(Excerpts from a figure dataset)
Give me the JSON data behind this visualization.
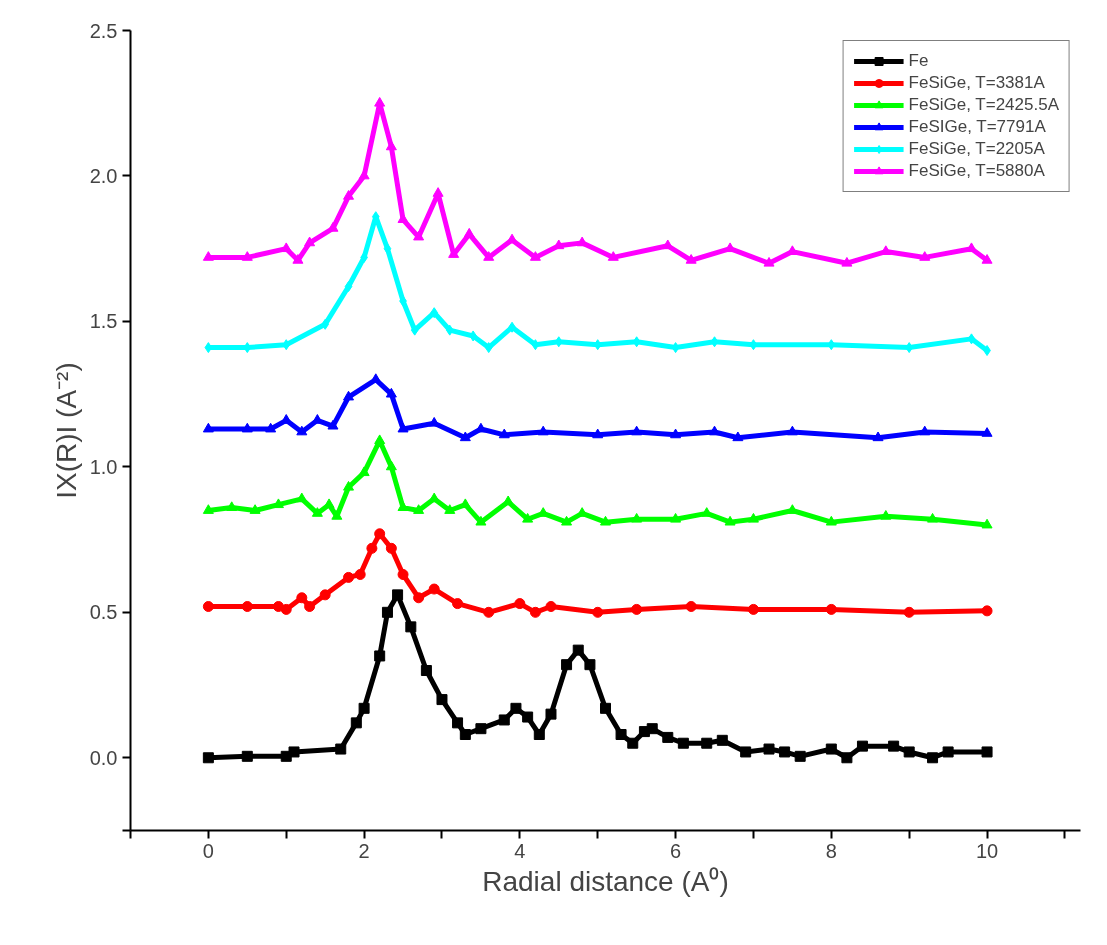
{
  "chart_data": {
    "type": "line",
    "xlabel": "Radial distance (A⁰)",
    "ylabel": "IX(R)I (A⁻²)",
    "xlim": [
      -1,
      11.2
    ],
    "ylim": [
      -0.25,
      2.5
    ],
    "xticks": [
      {
        "value": -1,
        "label": null
      },
      0,
      {
        "value": 1,
        "label": null
      },
      2,
      {
        "value": 3,
        "label": null
      },
      4,
      {
        "value": 5,
        "label": null
      },
      6,
      {
        "value": 7,
        "label": null
      },
      8,
      {
        "value": 9,
        "label": null
      },
      10,
      {
        "value": 11,
        "label": null
      }
    ],
    "yticks": [
      {
        "value": -0.25,
        "label": null
      },
      {
        "value": 0,
        "label": "0.0"
      },
      0.5,
      {
        "value": 1,
        "label": "1.0"
      },
      1.5,
      {
        "value": 2,
        "label": "2.0"
      },
      2.5
    ],
    "grid": false,
    "legend": "top right",
    "line_style": "solid",
    "series": [
      {
        "name": "Fe",
        "color": "#000000",
        "marker": "square",
        "x": [
          0,
          0.5,
          1.0,
          1.1,
          1.7,
          1.9,
          2.0,
          2.2,
          2.3,
          2.43,
          2.6,
          2.8,
          3.0,
          3.2,
          3.3,
          3.5,
          3.8,
          3.95,
          4.1,
          4.25,
          4.4,
          4.6,
          4.75,
          4.9,
          5.1,
          5.3,
          5.45,
          5.6,
          5.7,
          5.9,
          6.1,
          6.4,
          6.6,
          6.9,
          7.2,
          7.4,
          7.6,
          8.0,
          8.2,
          8.4,
          8.8,
          9.0,
          9.3,
          9.5,
          10
        ],
        "values": [
          0.0,
          0.005,
          0.005,
          0.02,
          0.03,
          0.12,
          0.17,
          0.35,
          0.5,
          0.56,
          0.45,
          0.3,
          0.2,
          0.12,
          0.08,
          0.1,
          0.13,
          0.17,
          0.14,
          0.08,
          0.15,
          0.32,
          0.37,
          0.32,
          0.17,
          0.08,
          0.05,
          0.09,
          0.1,
          0.07,
          0.05,
          0.05,
          0.06,
          0.02,
          0.03,
          0.02,
          0.005,
          0.03,
          0.0,
          0.04,
          0.04,
          0.02,
          0.0,
          0.02,
          0.02
        ]
      },
      {
        "name": "FeSiGe, T=3381A",
        "color": "#ff0000",
        "marker": "circle",
        "x": [
          0,
          0.5,
          0.9,
          1.0,
          1.2,
          1.3,
          1.5,
          1.8,
          1.95,
          2.1,
          2.2,
          2.35,
          2.5,
          2.7,
          2.9,
          3.2,
          3.6,
          4.0,
          4.2,
          4.4,
          5.0,
          5.5,
          6.2,
          7.0,
          8.0,
          9.0,
          10
        ],
        "values": [
          0.52,
          0.52,
          0.52,
          0.51,
          0.55,
          0.52,
          0.56,
          0.62,
          0.63,
          0.72,
          0.77,
          0.72,
          0.63,
          0.55,
          0.58,
          0.53,
          0.5,
          0.53,
          0.5,
          0.52,
          0.5,
          0.51,
          0.52,
          0.51,
          0.51,
          0.5,
          0.505
        ]
      },
      {
        "name": "FeSiGe, T=2425.5A",
        "color": "#00ff00",
        "marker": "triangle",
        "x": [
          0,
          0.3,
          0.6,
          0.9,
          1.2,
          1.4,
          1.55,
          1.65,
          1.8,
          2.0,
          2.2,
          2.35,
          2.5,
          2.7,
          2.9,
          3.1,
          3.3,
          3.5,
          3.85,
          4.1,
          4.3,
          4.6,
          4.8,
          5.1,
          5.5,
          6.0,
          6.4,
          6.7,
          7.0,
          7.5,
          8.0,
          8.7,
          9.3,
          10
        ],
        "values": [
          0.85,
          0.86,
          0.85,
          0.87,
          0.89,
          0.84,
          0.87,
          0.83,
          0.93,
          0.98,
          1.09,
          1.0,
          0.86,
          0.85,
          0.89,
          0.85,
          0.87,
          0.81,
          0.88,
          0.82,
          0.84,
          0.81,
          0.84,
          0.81,
          0.82,
          0.82,
          0.84,
          0.81,
          0.82,
          0.85,
          0.81,
          0.83,
          0.82,
          0.8
        ]
      },
      {
        "name": "FeSIGe, T=7791A",
        "color": "#0000ff",
        "marker": "triangle",
        "x": [
          0,
          0.5,
          0.8,
          1.0,
          1.2,
          1.4,
          1.6,
          1.8,
          2.15,
          2.35,
          2.5,
          2.9,
          3.3,
          3.5,
          3.8,
          4.3,
          5.0,
          5.5,
          6.0,
          6.5,
          6.8,
          7.5,
          8.6,
          9.2,
          10
        ],
        "values": [
          1.13,
          1.13,
          1.13,
          1.16,
          1.12,
          1.16,
          1.14,
          1.24,
          1.3,
          1.25,
          1.13,
          1.15,
          1.1,
          1.13,
          1.11,
          1.12,
          1.11,
          1.12,
          1.11,
          1.12,
          1.1,
          1.12,
          1.1,
          1.12,
          1.115
        ]
      },
      {
        "name": "FeSiGe, T=2205A",
        "color": "#00ffff",
        "marker": "diamond",
        "x": [
          0,
          0.5,
          1.0,
          1.5,
          1.8,
          2.0,
          2.15,
          2.3,
          2.5,
          2.65,
          2.9,
          3.1,
          3.4,
          3.6,
          3.9,
          4.2,
          4.5,
          5.0,
          5.5,
          6.0,
          6.5,
          7.0,
          8.0,
          9.0,
          9.8,
          10
        ],
        "values": [
          1.41,
          1.41,
          1.42,
          1.49,
          1.62,
          1.72,
          1.86,
          1.75,
          1.57,
          1.47,
          1.53,
          1.47,
          1.45,
          1.41,
          1.48,
          1.42,
          1.43,
          1.42,
          1.43,
          1.41,
          1.43,
          1.42,
          1.42,
          1.41,
          1.44,
          1.4
        ]
      },
      {
        "name": "FeSiGe, T=5880A",
        "color": "#ff00ff",
        "marker": "triangle",
        "x": [
          0,
          0.5,
          1.0,
          1.15,
          1.3,
          1.6,
          1.8,
          2.0,
          2.2,
          2.35,
          2.5,
          2.7,
          2.95,
          3.15,
          3.35,
          3.6,
          3.9,
          4.2,
          4.5,
          4.8,
          5.2,
          5.9,
          6.2,
          6.7,
          7.2,
          7.5,
          8.2,
          8.7,
          9.2,
          9.8,
          10
        ],
        "values": [
          1.72,
          1.72,
          1.75,
          1.71,
          1.77,
          1.82,
          1.93,
          2.0,
          2.25,
          2.1,
          1.85,
          1.79,
          1.94,
          1.73,
          1.8,
          1.72,
          1.78,
          1.72,
          1.76,
          1.77,
          1.72,
          1.76,
          1.71,
          1.75,
          1.7,
          1.74,
          1.7,
          1.74,
          1.72,
          1.75,
          1.71
        ]
      }
    ]
  }
}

### What the task requires
Repeat the records above exactly, leaving out the pictures.

### Written response
Give me the JSON data behind this visualization.
{
  "chart_data": {
    "type": "line",
    "xlabel": "Radial distance (A⁰)",
    "ylabel": "IX(R)I (A⁻²)",
    "xlim": [
      -1,
      11.2
    ],
    "ylim": [
      -0.25,
      2.5
    ],
    "xticks": [
      {
        "value": -1,
        "label": null
      },
      0,
      {
        "value": 1,
        "label": null
      },
      2,
      {
        "value": 3,
        "label": null
      },
      4,
      {
        "value": 5,
        "label": null
      },
      6,
      {
        "value": 7,
        "label": null
      },
      8,
      {
        "value": 9,
        "label": null
      },
      10,
      {
        "value": 11,
        "label": null
      }
    ],
    "yticks": [
      {
        "value": -0.25,
        "label": null
      },
      {
        "value": 0,
        "label": "0.0"
      },
      0.5,
      {
        "value": 1,
        "label": "1.0"
      },
      1.5,
      {
        "value": 2,
        "label": "2.0"
      },
      2.5
    ],
    "grid": false,
    "legend": "top right",
    "line_style": "solid",
    "series": [
      {
        "name": "Fe",
        "color": "#000000",
        "marker": "square",
        "x": [
          0,
          0.5,
          1.0,
          1.1,
          1.7,
          1.9,
          2.0,
          2.2,
          2.3,
          2.43,
          2.6,
          2.8,
          3.0,
          3.2,
          3.3,
          3.5,
          3.8,
          3.95,
          4.1,
          4.25,
          4.4,
          4.6,
          4.75,
          4.9,
          5.1,
          5.3,
          5.45,
          5.6,
          5.7,
          5.9,
          6.1,
          6.4,
          6.6,
          6.9,
          7.2,
          7.4,
          7.6,
          8.0,
          8.2,
          8.4,
          8.8,
          9.0,
          9.3,
          9.5,
          10
        ],
        "values": [
          0.0,
          0.005,
          0.005,
          0.02,
          0.03,
          0.12,
          0.17,
          0.35,
          0.5,
          0.56,
          0.45,
          0.3,
          0.2,
          0.12,
          0.08,
          0.1,
          0.13,
          0.17,
          0.14,
          0.08,
          0.15,
          0.32,
          0.37,
          0.32,
          0.17,
          0.08,
          0.05,
          0.09,
          0.1,
          0.07,
          0.05,
          0.05,
          0.06,
          0.02,
          0.03,
          0.02,
          0.005,
          0.03,
          0.0,
          0.04,
          0.04,
          0.02,
          0.0,
          0.02,
          0.02
        ]
      },
      {
        "name": "FeSiGe, T=3381A",
        "color": "#ff0000",
        "marker": "circle",
        "x": [
          0,
          0.5,
          0.9,
          1.0,
          1.2,
          1.3,
          1.5,
          1.8,
          1.95,
          2.1,
          2.2,
          2.35,
          2.5,
          2.7,
          2.9,
          3.2,
          3.6,
          4.0,
          4.2,
          4.4,
          5.0,
          5.5,
          6.2,
          7.0,
          8.0,
          9.0,
          10
        ],
        "values": [
          0.52,
          0.52,
          0.52,
          0.51,
          0.55,
          0.52,
          0.56,
          0.62,
          0.63,
          0.72,
          0.77,
          0.72,
          0.63,
          0.55,
          0.58,
          0.53,
          0.5,
          0.53,
          0.5,
          0.52,
          0.5,
          0.51,
          0.52,
          0.51,
          0.51,
          0.5,
          0.505
        ]
      },
      {
        "name": "FeSiGe, T=2425.5A",
        "color": "#00ff00",
        "marker": "triangle",
        "x": [
          0,
          0.3,
          0.6,
          0.9,
          1.2,
          1.4,
          1.55,
          1.65,
          1.8,
          2.0,
          2.2,
          2.35,
          2.5,
          2.7,
          2.9,
          3.1,
          3.3,
          3.5,
          3.85,
          4.1,
          4.3,
          4.6,
          4.8,
          5.1,
          5.5,
          6.0,
          6.4,
          6.7,
          7.0,
          7.5,
          8.0,
          8.7,
          9.3,
          10
        ],
        "values": [
          0.85,
          0.86,
          0.85,
          0.87,
          0.89,
          0.84,
          0.87,
          0.83,
          0.93,
          0.98,
          1.09,
          1.0,
          0.86,
          0.85,
          0.89,
          0.85,
          0.87,
          0.81,
          0.88,
          0.82,
          0.84,
          0.81,
          0.84,
          0.81,
          0.82,
          0.82,
          0.84,
          0.81,
          0.82,
          0.85,
          0.81,
          0.83,
          0.82,
          0.8
        ]
      },
      {
        "name": "FeSIGe, T=7791A",
        "color": "#0000ff",
        "marker": "triangle",
        "x": [
          0,
          0.5,
          0.8,
          1.0,
          1.2,
          1.4,
          1.6,
          1.8,
          2.15,
          2.35,
          2.5,
          2.9,
          3.3,
          3.5,
          3.8,
          4.3,
          5.0,
          5.5,
          6.0,
          6.5,
          6.8,
          7.5,
          8.6,
          9.2,
          10
        ],
        "values": [
          1.13,
          1.13,
          1.13,
          1.16,
          1.12,
          1.16,
          1.14,
          1.24,
          1.3,
          1.25,
          1.13,
          1.15,
          1.1,
          1.13,
          1.11,
          1.12,
          1.11,
          1.12,
          1.11,
          1.12,
          1.1,
          1.12,
          1.1,
          1.12,
          1.115
        ]
      },
      {
        "name": "FeSiGe, T=2205A",
        "color": "#00ffff",
        "marker": "diamond",
        "x": [
          0,
          0.5,
          1.0,
          1.5,
          1.8,
          2.0,
          2.15,
          2.3,
          2.5,
          2.65,
          2.9,
          3.1,
          3.4,
          3.6,
          3.9,
          4.2,
          4.5,
          5.0,
          5.5,
          6.0,
          6.5,
          7.0,
          8.0,
          9.0,
          9.8,
          10
        ],
        "values": [
          1.41,
          1.41,
          1.42,
          1.49,
          1.62,
          1.72,
          1.86,
          1.75,
          1.57,
          1.47,
          1.53,
          1.47,
          1.45,
          1.41,
          1.48,
          1.42,
          1.43,
          1.42,
          1.43,
          1.41,
          1.43,
          1.42,
          1.42,
          1.41,
          1.44,
          1.4
        ]
      },
      {
        "name": "FeSiGe, T=5880A",
        "color": "#ff00ff",
        "marker": "triangle",
        "x": [
          0,
          0.5,
          1.0,
          1.15,
          1.3,
          1.6,
          1.8,
          2.0,
          2.2,
          2.35,
          2.5,
          2.7,
          2.95,
          3.15,
          3.35,
          3.6,
          3.9,
          4.2,
          4.5,
          4.8,
          5.2,
          5.9,
          6.2,
          6.7,
          7.2,
          7.5,
          8.2,
          8.7,
          9.2,
          9.8,
          10
        ],
        "values": [
          1.72,
          1.72,
          1.75,
          1.71,
          1.77,
          1.82,
          1.93,
          2.0,
          2.25,
          2.1,
          1.85,
          1.79,
          1.94,
          1.73,
          1.8,
          1.72,
          1.78,
          1.72,
          1.76,
          1.77,
          1.72,
          1.76,
          1.71,
          1.75,
          1.7,
          1.74,
          1.7,
          1.74,
          1.72,
          1.75,
          1.71
        ]
      }
    ]
  }
}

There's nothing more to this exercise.